§ Set task:
Extract the records below word for word and ignore the images.
□ □ □ □ □ □ □
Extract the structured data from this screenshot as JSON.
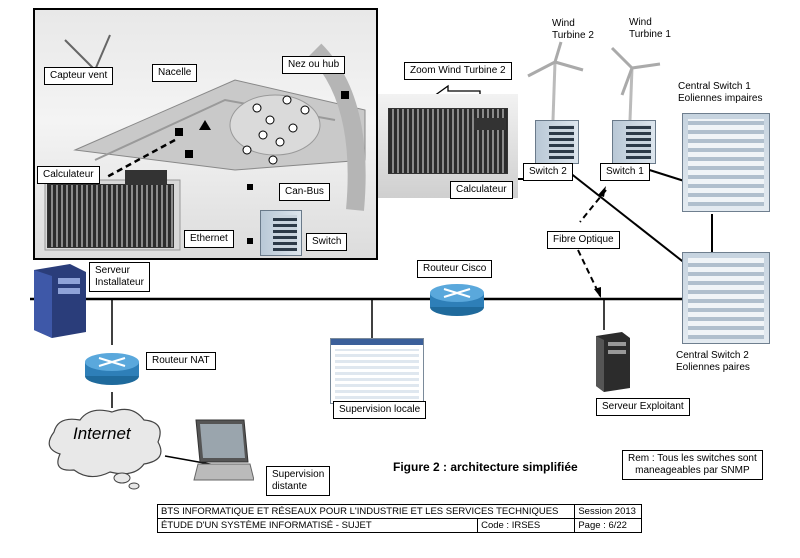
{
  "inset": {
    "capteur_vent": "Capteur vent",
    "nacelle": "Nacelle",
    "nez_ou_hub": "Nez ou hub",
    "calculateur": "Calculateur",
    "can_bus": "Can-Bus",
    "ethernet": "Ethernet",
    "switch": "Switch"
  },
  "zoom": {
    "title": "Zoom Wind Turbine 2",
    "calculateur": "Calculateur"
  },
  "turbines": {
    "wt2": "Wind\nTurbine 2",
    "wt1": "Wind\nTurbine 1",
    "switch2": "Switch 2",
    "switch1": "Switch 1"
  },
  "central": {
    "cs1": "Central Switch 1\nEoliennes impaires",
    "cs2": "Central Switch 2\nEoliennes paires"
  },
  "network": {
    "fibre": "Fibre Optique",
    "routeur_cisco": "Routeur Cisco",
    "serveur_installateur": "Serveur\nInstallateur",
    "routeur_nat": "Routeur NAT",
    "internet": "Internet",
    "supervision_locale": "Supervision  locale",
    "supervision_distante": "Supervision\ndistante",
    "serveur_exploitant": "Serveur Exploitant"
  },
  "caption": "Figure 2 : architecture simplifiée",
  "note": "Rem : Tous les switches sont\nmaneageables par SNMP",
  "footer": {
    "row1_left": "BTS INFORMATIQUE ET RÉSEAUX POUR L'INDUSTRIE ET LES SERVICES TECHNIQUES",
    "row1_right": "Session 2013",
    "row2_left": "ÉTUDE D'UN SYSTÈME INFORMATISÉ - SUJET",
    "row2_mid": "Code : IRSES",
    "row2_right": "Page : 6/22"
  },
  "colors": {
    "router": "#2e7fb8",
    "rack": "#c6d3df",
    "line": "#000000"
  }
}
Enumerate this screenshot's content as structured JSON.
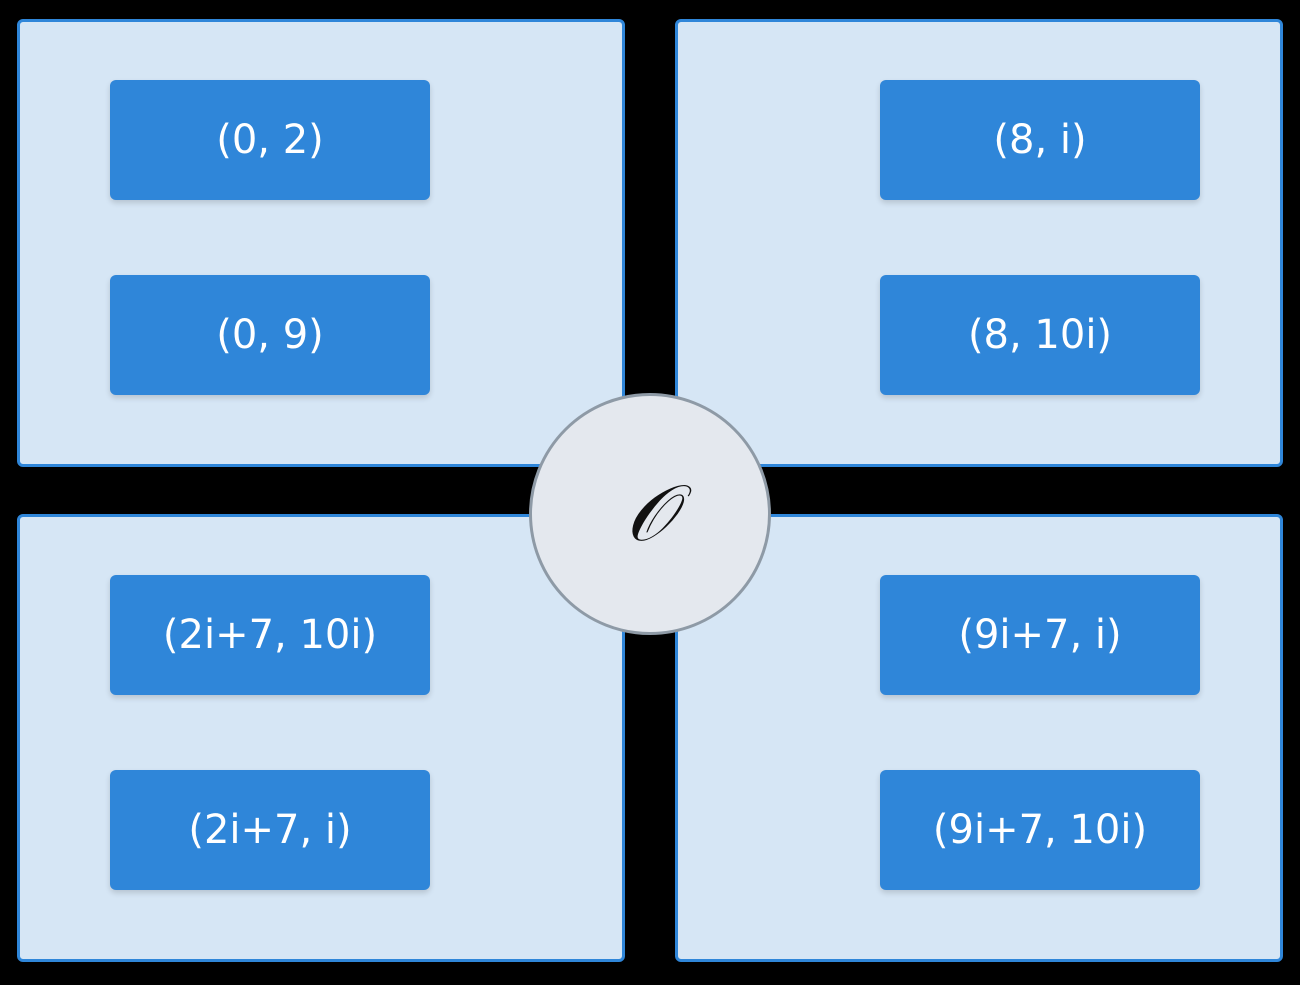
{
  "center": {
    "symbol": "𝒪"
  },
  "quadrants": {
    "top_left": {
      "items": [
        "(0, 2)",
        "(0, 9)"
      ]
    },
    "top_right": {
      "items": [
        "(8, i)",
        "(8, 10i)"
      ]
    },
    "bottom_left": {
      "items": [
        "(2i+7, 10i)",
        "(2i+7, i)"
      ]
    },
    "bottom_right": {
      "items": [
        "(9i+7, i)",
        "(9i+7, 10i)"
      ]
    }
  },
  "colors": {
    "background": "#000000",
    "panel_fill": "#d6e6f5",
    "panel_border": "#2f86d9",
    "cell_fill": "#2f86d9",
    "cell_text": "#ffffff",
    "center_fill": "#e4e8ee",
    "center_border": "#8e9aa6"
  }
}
□ □ □ □ □ □ □
§ Task response:
Extract the structured data from this screenshot as JSON.
{
  "inset": {
    "capteur_vent": "Capteur vent",
    "nacelle": "Nacelle",
    "nez_ou_hub": "Nez ou hub",
    "calculateur": "Calculateur",
    "can_bus": "Can-Bus",
    "ethernet": "Ethernet",
    "switch": "Switch"
  },
  "zoom": {
    "title": "Zoom Wind Turbine 2",
    "calculateur": "Calculateur"
  },
  "turbines": {
    "wt2": "Wind\nTurbine 2",
    "wt1": "Wind\nTurbine 1",
    "switch2": "Switch 2",
    "switch1": "Switch 1"
  },
  "central": {
    "cs1": "Central Switch 1\nEoliennes impaires",
    "cs2": "Central Switch 2\nEoliennes paires"
  },
  "network": {
    "fibre": "Fibre Optique",
    "routeur_cisco": "Routeur Cisco",
    "serveur_installateur": "Serveur\nInstallateur",
    "routeur_nat": "Routeur NAT",
    "internet": "Internet",
    "supervision_locale": "Supervision  locale",
    "supervision_distante": "Supervision\ndistante",
    "serveur_exploitant": "Serveur Exploitant"
  },
  "caption": "Figure 2 : architecture simplifiée",
  "note": "Rem : Tous les switches sont\nmaneageables par SNMP",
  "footer": {
    "row1_left": "BTS INFORMATIQUE ET RÉSEAUX POUR L'INDUSTRIE ET LES SERVICES TECHNIQUES",
    "row1_right": "Session 2013",
    "row2_left": "ÉTUDE D'UN SYSTÈME INFORMATISÉ - SUJET",
    "row2_mid": "Code : IRSES",
    "row2_right": "Page : 6/22"
  },
  "colors": {
    "router": "#2e7fb8",
    "rack": "#c6d3df",
    "line": "#000000"
  }
}
Enumerate this screenshot's content as structured JSON.
{
  "center": {
    "symbol": "𝒪"
  },
  "quadrants": {
    "top_left": {
      "items": [
        "(0, 2)",
        "(0, 9)"
      ]
    },
    "top_right": {
      "items": [
        "(8, i)",
        "(8, 10i)"
      ]
    },
    "bottom_left": {
      "items": [
        "(2i+7, 10i)",
        "(2i+7, i)"
      ]
    },
    "bottom_right": {
      "items": [
        "(9i+7, i)",
        "(9i+7, 10i)"
      ]
    }
  },
  "colors": {
    "background": "#000000",
    "panel_fill": "#d6e6f5",
    "panel_border": "#2f86d9",
    "cell_fill": "#2f86d9",
    "cell_text": "#ffffff",
    "center_fill": "#e4e8ee",
    "center_border": "#8e9aa6"
  }
}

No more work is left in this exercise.